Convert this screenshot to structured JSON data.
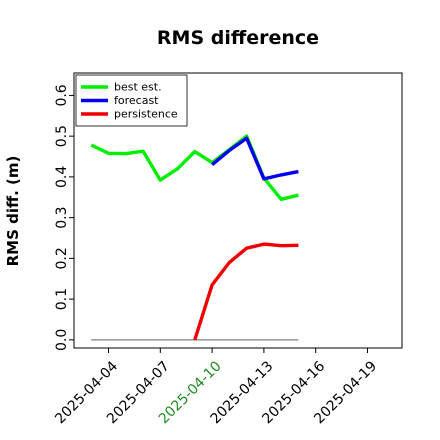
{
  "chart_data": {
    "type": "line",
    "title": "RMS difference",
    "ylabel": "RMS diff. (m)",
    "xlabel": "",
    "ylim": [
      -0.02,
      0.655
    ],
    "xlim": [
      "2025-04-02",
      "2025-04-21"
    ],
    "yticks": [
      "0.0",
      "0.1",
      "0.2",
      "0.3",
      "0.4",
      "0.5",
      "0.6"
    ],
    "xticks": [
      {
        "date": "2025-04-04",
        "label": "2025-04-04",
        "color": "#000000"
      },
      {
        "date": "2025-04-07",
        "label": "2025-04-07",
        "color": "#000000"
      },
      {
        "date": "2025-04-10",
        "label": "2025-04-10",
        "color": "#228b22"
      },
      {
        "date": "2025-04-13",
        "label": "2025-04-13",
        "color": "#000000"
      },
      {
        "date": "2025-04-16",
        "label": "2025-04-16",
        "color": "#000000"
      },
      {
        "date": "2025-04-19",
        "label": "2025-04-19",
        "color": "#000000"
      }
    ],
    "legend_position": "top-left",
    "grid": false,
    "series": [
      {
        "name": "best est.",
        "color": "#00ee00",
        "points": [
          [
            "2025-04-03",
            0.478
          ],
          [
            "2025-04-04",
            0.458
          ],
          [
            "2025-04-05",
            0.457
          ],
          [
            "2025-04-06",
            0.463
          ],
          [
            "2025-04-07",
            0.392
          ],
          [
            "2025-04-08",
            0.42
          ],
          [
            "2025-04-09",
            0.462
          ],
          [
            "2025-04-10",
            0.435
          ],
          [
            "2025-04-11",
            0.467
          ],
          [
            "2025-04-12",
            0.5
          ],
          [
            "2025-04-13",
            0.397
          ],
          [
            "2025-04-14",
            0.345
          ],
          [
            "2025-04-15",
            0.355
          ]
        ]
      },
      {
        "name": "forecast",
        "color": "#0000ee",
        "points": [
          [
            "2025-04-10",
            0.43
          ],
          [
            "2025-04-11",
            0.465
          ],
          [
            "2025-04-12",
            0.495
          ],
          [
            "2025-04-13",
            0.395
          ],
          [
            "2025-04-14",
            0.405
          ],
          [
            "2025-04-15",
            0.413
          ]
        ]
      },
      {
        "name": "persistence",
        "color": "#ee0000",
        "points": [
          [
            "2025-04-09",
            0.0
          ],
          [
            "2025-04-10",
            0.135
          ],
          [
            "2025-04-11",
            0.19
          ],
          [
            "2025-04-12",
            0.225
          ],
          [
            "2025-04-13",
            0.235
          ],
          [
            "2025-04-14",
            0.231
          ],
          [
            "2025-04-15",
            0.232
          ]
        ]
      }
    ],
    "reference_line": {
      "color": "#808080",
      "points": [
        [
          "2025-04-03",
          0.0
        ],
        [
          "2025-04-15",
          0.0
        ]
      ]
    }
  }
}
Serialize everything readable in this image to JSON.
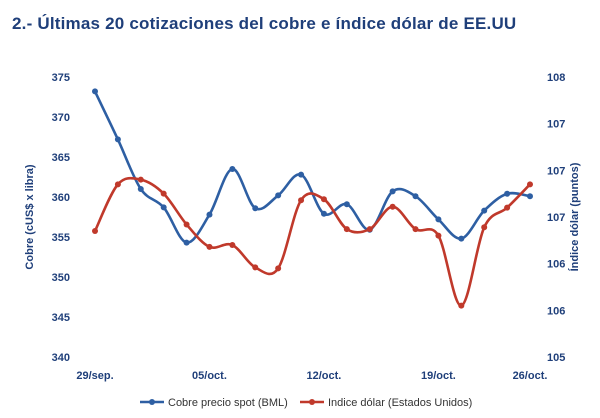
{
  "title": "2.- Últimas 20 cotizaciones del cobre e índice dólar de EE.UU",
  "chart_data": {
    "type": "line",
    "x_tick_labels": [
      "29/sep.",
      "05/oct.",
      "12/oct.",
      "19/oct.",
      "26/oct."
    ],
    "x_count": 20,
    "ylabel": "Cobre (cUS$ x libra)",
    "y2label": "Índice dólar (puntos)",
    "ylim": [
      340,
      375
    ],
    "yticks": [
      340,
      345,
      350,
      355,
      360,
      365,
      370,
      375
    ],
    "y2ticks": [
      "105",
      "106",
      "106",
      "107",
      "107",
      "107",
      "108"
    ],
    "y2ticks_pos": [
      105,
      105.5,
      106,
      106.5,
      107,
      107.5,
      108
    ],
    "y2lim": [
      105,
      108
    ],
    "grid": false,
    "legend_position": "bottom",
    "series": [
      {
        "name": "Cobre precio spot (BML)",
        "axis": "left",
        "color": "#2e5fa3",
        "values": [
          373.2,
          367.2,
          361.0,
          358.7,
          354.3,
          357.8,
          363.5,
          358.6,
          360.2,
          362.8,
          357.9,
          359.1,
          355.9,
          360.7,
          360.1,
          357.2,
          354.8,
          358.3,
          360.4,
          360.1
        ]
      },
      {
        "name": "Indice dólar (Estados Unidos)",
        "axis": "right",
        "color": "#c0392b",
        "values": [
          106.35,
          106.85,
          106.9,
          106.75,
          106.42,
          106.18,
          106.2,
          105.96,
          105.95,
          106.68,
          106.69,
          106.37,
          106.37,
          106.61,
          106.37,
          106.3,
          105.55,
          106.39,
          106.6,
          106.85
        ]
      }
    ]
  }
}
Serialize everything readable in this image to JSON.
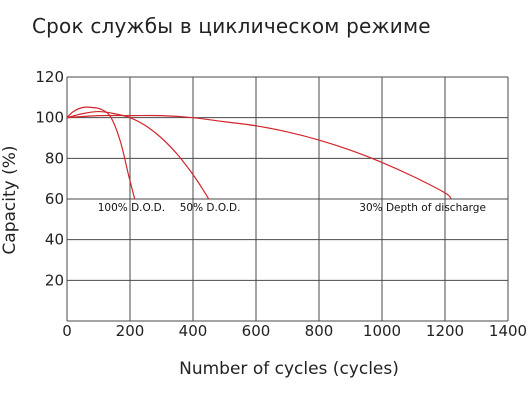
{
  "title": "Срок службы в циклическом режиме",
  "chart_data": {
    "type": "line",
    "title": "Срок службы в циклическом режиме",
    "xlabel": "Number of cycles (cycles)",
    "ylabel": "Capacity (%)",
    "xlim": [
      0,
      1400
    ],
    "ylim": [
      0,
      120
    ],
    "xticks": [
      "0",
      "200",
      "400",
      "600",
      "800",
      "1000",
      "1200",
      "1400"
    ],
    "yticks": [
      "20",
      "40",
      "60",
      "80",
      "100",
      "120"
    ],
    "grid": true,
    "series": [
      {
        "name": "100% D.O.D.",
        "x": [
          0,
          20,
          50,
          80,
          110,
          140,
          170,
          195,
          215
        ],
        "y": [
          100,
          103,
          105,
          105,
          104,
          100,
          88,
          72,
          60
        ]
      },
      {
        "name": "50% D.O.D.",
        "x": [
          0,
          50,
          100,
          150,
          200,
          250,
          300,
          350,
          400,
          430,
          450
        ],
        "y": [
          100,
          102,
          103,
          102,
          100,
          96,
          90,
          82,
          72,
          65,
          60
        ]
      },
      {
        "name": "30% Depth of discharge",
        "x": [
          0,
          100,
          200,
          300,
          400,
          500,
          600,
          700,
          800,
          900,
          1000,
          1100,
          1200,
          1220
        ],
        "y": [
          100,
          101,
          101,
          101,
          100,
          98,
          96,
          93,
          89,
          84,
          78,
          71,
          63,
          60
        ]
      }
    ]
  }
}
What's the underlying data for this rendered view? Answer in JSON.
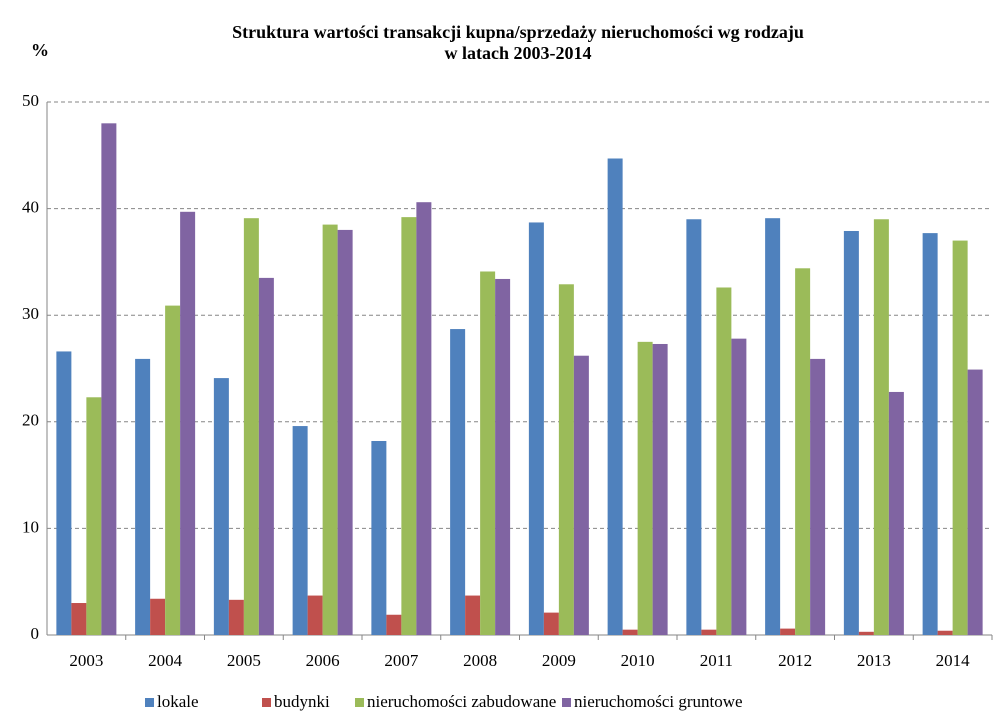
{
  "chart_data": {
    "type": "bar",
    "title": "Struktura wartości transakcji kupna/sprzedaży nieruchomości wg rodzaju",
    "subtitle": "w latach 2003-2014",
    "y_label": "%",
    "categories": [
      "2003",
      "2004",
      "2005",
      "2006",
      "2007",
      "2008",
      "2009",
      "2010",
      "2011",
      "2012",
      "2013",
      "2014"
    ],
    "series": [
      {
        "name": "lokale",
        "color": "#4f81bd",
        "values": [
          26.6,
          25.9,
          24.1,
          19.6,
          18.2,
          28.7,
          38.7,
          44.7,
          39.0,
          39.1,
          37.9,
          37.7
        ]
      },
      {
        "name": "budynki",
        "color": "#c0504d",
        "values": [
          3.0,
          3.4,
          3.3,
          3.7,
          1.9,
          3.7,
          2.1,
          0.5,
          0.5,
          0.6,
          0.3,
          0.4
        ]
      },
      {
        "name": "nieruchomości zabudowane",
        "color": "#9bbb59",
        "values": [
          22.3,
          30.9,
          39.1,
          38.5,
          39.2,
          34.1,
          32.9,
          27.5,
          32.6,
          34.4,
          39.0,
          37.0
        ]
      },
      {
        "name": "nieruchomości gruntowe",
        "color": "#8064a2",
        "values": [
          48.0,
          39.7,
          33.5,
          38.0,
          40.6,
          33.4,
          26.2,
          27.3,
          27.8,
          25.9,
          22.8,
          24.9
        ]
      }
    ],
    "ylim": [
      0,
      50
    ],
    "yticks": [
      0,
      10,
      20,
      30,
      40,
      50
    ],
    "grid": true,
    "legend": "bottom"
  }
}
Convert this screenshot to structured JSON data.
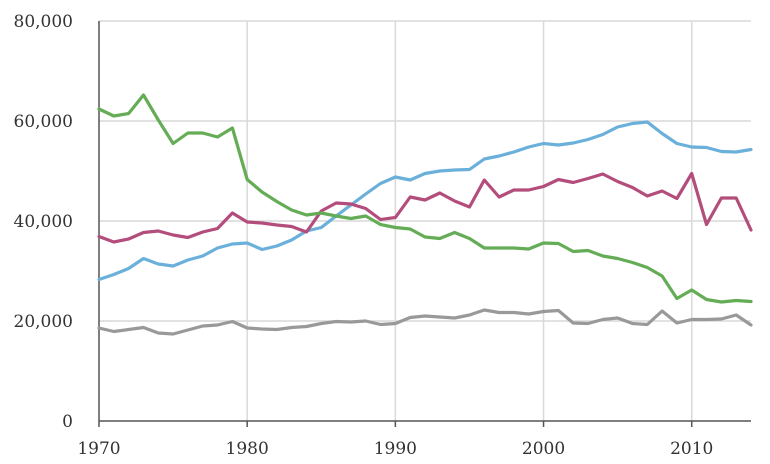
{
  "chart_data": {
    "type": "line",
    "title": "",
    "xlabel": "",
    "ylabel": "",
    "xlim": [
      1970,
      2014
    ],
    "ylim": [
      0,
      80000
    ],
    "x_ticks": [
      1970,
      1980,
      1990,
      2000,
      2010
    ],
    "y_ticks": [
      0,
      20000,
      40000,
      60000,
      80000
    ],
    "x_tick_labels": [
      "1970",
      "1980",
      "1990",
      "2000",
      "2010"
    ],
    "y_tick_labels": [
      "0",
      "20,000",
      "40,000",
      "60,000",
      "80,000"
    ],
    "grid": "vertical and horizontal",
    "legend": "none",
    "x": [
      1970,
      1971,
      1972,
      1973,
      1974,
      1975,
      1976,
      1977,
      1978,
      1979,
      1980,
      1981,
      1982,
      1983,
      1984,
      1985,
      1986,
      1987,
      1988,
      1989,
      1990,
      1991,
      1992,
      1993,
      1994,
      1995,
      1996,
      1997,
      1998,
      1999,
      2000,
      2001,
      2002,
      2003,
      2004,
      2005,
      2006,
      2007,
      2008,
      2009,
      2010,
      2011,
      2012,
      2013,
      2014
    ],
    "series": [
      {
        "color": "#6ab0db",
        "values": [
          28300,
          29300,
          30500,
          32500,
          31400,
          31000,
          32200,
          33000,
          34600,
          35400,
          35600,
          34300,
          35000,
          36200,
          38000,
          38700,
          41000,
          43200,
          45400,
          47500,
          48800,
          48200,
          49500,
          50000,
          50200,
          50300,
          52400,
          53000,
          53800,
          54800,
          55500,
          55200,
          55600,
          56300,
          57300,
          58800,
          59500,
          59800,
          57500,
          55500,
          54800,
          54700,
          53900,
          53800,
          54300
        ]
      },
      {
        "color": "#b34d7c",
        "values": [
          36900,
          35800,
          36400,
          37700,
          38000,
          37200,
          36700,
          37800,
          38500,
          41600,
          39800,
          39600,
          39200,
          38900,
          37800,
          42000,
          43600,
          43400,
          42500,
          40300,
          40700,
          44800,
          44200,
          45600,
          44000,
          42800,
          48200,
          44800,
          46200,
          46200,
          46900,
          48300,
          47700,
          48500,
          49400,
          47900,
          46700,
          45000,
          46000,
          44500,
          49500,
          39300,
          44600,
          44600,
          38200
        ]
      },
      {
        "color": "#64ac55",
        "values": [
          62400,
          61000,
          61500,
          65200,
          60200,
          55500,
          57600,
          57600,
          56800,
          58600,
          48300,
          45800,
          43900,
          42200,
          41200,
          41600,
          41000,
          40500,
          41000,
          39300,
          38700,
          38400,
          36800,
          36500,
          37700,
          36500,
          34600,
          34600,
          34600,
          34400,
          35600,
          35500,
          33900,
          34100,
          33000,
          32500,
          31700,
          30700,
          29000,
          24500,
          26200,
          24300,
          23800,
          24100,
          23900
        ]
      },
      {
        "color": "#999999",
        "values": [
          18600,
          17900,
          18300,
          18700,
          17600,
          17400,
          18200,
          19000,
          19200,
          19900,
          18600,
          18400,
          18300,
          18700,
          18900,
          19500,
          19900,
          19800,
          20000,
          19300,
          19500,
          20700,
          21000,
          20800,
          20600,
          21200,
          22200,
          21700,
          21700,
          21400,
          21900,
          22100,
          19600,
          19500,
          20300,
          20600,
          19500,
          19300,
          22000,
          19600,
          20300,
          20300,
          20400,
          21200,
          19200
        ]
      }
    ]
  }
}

**TASK PROMPT**
Copy every line from the entries that contains the word "date".

**ANSWER BELOW**
        "date": "2025-04-04",
        "date": "2025-04-07",
        "date": "2025-04-10",
        "date": "2025-04-13",
        "date": "2025-04-16",
        "date": "2025-04-19",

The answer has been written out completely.